- _Task objective_:
Search the listing below for the string "little" and copy every line where it occurs.

- _Data supplied_:
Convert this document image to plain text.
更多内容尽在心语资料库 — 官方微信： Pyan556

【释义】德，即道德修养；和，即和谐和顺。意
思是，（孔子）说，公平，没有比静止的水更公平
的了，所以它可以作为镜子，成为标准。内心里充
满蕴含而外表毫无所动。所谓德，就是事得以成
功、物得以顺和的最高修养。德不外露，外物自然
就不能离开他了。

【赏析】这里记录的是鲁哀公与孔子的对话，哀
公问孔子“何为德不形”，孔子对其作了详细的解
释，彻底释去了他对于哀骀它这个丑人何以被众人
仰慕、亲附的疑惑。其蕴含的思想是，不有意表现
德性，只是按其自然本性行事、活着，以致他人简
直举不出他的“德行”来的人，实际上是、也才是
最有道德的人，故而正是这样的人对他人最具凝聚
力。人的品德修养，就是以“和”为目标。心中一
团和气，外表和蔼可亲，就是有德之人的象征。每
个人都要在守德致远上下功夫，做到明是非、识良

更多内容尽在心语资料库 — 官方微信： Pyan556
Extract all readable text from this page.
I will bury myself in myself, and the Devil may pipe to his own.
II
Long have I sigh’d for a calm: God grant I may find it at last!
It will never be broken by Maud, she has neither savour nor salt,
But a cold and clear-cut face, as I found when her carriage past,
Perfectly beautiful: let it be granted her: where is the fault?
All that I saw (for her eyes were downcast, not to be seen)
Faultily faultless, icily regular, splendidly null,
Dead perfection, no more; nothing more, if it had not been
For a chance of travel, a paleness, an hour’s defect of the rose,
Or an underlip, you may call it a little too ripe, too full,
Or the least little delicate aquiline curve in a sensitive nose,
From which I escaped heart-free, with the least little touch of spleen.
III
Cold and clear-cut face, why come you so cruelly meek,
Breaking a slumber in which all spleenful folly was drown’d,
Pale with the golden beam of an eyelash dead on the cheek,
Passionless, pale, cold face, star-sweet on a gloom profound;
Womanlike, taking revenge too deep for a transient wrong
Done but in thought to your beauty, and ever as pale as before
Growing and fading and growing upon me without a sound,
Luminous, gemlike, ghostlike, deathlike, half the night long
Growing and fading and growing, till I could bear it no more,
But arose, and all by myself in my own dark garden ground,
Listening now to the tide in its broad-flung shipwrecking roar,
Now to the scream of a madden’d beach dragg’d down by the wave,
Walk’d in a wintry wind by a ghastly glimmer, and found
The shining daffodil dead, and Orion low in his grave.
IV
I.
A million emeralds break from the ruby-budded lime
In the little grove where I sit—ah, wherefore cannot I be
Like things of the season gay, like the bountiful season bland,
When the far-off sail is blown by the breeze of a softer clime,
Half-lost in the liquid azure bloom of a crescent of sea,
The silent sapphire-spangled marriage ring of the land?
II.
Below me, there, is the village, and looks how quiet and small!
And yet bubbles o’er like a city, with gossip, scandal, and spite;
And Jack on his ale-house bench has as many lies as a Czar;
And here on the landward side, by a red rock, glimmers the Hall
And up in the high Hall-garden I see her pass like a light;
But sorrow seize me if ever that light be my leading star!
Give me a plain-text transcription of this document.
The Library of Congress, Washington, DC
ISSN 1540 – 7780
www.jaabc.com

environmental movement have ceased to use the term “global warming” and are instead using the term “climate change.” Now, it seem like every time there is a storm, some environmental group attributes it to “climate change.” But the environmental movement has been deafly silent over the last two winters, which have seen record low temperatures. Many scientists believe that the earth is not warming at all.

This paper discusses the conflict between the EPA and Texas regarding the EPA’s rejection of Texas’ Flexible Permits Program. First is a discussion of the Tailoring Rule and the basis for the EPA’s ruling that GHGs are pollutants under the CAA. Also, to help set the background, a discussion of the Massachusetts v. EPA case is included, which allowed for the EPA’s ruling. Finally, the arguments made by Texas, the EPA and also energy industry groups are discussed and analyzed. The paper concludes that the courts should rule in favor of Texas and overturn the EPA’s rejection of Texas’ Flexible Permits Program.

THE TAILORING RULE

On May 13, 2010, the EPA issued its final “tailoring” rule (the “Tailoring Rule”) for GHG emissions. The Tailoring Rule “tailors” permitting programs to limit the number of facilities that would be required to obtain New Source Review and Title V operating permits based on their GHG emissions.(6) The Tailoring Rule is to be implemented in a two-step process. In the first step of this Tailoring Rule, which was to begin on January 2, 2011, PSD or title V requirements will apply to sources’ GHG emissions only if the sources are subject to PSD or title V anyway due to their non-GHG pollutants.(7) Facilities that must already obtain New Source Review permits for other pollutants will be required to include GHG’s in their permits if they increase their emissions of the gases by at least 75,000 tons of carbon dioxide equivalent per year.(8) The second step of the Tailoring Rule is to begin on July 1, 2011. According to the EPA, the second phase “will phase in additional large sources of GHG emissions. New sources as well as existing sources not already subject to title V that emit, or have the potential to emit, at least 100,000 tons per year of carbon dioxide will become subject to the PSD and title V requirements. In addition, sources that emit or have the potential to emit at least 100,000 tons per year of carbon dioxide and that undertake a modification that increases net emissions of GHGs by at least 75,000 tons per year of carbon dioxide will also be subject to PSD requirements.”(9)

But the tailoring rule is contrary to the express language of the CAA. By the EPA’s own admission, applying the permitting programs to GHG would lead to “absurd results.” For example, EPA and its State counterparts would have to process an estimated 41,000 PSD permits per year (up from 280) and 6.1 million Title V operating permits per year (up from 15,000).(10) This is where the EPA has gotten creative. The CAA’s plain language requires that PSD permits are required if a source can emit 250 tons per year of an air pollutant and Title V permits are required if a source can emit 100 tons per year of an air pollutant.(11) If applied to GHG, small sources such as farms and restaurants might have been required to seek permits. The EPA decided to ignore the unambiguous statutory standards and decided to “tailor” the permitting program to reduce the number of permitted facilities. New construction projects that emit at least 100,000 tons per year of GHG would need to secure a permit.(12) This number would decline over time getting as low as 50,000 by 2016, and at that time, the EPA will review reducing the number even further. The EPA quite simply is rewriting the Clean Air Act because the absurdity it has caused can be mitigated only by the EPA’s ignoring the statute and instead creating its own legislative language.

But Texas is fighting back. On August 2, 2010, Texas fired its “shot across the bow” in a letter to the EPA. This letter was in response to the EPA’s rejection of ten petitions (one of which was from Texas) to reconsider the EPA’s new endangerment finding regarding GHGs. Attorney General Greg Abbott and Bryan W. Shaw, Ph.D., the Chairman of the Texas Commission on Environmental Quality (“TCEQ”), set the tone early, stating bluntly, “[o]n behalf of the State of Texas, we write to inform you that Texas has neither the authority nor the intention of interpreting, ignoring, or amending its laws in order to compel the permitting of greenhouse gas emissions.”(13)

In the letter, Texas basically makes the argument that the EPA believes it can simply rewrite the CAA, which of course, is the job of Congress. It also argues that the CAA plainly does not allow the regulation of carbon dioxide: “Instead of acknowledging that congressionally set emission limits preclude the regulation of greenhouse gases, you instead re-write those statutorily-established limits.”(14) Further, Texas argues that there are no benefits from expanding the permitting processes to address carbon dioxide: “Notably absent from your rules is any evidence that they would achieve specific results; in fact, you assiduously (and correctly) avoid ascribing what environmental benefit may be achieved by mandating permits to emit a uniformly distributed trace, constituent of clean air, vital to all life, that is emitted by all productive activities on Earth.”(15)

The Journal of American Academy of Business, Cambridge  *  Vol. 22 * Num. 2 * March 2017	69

- _Complete response_:
Or an underlip, you may call it a little too ripe, too full,
Or the least little delicate aquiline curve in a sensitive nose,
From which I escaped heart-free, with the least little touch of spleen.
In the little grove where I sit—ah, wherefore cannot I be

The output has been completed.